◆ READING PASSAGE:
┄┄┄┄┄┄
I believe the following code should generate two instances of the same anonymous type, with properties in the same order, with the same names, types and values.
static void Main(string[] args)
{
var letterFreq1 = CountLetters("aabbbc");
var letterFreq2 = CountLetters("aabbbc");
if (letterFreq1.Equals(letterFreq2))
Console.WriteLine("Is anagram");
else
Console.WriteLine("Is not an anagram");
}
public static object CountLetters(string input) => input.ToCharArray()
.GroupBy(x => x)
.Select(x => new {Letter = x.Key, Count = x.Count()})
.OrderBy(x => x.Letter)
.ToList();
According to MS documentation:
If two or more anonymous object initializers in an assembly specify a sequence of properties that are in the same order and that have the same names and types, the compiler treats the objects as instances of the same type. They share the same compiler-generated type information.
and
Because the Equals and GetHashCode methods on anonymous types are defined in terms of the Equals and GetHashCode methods of the properties, two instances of the same anonymous type are equal only if all their properties are equal.
I interpret this as meaning I should get equality on letterFreq1 and letterFreq2, but this isn't occurring. Can anyone identify why the equality check fails please? I'm trying to avoid a manual approach to comparing property values.
This is a similar question but doesn't seen to help solve my issue.
Many thanks.
I believe the following code should generate two instances of the same anonymous type
No, it generates two instances of List<T>
, with the same content.
So when you execute this:
if (letterFreq1.Equals(letterFreq2))
you're invoking the .Equals
method on List<T>
objects, which does not override the method inherited from System.Object
, and thus do reference comparison.
You're right, however, in that the anonymous types would compare equal, and the two lists does in fact have the same content, but the list objects doesn't do content comparison by themselves, so they will compare as different.
┄┄┄┄┄┄
◆ DATA EXTRACT:
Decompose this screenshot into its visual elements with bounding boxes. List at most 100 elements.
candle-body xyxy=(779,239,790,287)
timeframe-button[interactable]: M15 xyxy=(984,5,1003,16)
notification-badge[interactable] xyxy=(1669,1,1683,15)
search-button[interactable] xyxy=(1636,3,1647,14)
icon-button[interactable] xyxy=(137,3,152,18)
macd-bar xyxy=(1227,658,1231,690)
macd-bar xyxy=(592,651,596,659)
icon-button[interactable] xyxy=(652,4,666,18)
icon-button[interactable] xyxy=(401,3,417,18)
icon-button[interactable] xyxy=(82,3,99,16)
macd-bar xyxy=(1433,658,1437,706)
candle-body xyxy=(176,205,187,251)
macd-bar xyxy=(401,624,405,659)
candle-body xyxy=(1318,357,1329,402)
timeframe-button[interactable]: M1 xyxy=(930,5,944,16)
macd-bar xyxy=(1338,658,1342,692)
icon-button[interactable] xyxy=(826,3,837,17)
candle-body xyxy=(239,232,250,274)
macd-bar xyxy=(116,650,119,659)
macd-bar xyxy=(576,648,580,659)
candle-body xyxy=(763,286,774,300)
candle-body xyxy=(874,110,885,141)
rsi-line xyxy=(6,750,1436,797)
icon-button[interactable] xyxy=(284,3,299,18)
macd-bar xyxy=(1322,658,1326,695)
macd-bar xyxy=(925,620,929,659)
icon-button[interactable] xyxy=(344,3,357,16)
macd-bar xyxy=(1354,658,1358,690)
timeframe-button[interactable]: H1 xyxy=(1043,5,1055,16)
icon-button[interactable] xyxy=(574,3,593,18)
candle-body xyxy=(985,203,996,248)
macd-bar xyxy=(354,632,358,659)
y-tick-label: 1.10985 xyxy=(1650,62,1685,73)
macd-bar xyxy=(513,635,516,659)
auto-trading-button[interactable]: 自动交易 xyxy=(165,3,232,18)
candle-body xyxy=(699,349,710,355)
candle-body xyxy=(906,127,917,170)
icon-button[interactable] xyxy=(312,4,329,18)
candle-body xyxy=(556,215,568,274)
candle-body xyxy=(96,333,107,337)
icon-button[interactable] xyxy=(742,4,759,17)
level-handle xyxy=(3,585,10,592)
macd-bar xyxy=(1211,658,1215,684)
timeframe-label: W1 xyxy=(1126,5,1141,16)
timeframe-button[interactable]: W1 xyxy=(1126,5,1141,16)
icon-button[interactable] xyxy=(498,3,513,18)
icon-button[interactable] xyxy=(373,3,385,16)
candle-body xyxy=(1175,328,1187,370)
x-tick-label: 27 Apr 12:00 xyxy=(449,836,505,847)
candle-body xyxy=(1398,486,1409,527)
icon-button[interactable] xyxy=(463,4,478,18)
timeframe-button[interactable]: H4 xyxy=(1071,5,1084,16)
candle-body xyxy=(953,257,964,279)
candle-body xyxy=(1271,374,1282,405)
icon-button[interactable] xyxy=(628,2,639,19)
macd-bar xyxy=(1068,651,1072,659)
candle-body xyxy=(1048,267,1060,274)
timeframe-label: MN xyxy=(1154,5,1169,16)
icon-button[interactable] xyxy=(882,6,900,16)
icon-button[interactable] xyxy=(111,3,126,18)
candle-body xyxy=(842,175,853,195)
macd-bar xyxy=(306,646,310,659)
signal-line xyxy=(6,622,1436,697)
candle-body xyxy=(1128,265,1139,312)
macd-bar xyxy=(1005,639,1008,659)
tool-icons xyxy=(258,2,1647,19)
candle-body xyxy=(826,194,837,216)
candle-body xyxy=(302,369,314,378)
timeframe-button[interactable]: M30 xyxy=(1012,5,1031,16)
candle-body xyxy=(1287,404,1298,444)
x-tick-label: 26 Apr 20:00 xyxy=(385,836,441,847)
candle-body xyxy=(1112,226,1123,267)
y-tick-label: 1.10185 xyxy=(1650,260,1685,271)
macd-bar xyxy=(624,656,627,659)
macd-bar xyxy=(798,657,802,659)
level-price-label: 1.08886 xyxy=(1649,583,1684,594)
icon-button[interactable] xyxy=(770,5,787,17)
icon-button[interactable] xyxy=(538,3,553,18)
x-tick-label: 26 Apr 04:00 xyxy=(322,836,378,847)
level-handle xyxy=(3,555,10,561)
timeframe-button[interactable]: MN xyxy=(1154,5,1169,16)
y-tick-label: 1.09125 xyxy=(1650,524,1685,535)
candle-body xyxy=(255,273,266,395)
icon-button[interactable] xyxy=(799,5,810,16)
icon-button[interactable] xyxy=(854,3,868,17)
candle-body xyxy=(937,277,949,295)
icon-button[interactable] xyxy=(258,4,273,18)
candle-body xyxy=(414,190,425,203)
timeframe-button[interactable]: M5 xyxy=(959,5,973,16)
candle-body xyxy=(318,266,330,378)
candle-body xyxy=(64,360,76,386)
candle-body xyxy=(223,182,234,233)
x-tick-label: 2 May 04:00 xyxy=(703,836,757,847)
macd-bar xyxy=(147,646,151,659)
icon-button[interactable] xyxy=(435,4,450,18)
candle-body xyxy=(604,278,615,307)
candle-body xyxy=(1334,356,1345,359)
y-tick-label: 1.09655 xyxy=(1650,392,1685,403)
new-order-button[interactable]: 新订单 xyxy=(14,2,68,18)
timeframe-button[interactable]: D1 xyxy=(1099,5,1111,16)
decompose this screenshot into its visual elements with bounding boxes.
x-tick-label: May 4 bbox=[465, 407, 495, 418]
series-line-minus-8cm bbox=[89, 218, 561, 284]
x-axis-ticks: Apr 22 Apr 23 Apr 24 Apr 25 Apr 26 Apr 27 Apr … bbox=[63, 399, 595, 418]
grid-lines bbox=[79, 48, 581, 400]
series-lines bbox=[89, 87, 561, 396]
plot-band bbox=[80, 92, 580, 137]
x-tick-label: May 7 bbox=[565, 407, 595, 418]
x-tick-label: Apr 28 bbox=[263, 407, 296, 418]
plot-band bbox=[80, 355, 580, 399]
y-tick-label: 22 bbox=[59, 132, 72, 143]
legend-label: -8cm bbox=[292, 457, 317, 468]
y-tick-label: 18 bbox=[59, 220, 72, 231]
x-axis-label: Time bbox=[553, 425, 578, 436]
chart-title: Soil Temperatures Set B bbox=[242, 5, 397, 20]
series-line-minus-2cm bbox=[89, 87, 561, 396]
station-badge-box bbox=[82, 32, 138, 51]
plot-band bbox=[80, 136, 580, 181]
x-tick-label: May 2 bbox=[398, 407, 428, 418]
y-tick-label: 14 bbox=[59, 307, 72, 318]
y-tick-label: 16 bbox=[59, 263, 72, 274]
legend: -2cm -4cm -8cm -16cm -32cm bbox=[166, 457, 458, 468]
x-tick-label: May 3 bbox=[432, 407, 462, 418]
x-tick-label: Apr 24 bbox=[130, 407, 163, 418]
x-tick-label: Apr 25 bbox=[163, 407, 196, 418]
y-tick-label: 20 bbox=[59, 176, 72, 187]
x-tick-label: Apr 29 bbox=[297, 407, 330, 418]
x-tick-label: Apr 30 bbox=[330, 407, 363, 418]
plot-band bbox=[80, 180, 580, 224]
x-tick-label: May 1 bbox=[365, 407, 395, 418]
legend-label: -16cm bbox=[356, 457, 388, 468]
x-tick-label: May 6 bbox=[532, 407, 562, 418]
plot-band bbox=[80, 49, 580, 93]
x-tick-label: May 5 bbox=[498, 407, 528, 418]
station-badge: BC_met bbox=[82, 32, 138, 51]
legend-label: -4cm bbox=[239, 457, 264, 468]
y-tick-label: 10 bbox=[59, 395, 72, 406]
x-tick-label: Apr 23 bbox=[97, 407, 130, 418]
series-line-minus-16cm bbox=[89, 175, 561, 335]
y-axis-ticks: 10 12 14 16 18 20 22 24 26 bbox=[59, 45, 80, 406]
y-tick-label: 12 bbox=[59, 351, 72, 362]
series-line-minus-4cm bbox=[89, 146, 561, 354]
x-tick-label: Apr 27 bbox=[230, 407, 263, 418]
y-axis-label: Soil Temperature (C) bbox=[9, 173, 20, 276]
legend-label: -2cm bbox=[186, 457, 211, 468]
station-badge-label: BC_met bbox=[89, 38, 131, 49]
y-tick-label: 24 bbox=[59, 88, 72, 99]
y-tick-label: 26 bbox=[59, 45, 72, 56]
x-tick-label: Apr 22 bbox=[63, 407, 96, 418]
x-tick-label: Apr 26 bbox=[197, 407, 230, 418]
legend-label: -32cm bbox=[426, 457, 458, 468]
┄┄┄┄┄┄
◆ REQUIREMENT 1: Reproduce the part of the anonymous type equality text starting at "you're invoking the" and ending at "do reference comparison.".
◆ REQUIREMENT 2: Proceed with the anonymous type equality text, picking up after its last sentence.

◆ ANSWER 1:
you're invoking the .Equals
method on List<T>
objects, which does not override the method inherited from System.Object
, and thus do reference comparison.

◆ ANSWER 2:
If you were to coax the compiler into converting the two into the same type of collection, such as:
var letterFreq1 = CountLetters("aabbbc") as IEnumerable<object>;
var letterFreq2 = CountLetters("aabbbc") as IEnumerable<object>;
then you could compare their contents:
if (letterFreq1.SequenceEqual(letterFreq2))
but then you need to first know that they are collections, so depending on how general/generic your code is supposed to be, this may or may not be a solution for you.
My real advice, however, would be to avoid using anonymous types in this case. They're nice when used with local variables, but as you notice, when they escape the confines of a method they become very cumbersome to work with.
A better replacement would be a tuple:
void Main(string[] args)
{
var letterFreq1 = CountLetters("aabbbc");
var letterFreq2 = CountLetters("aabbbc");
if (letterFreq1.SequenceEqual(letterFreq2))
Console.WriteLine("Is anagram");
else
Console.WriteLine("Is not an anagram");
}
public static List<(char Letter, int Count)> CountLetters(string input)
=> input.ToCharArray()
.GroupBy(x => x)
.Select(x => (Letter: x.Key, Count : x.Count()))
.OrderBy(x => x.Letter)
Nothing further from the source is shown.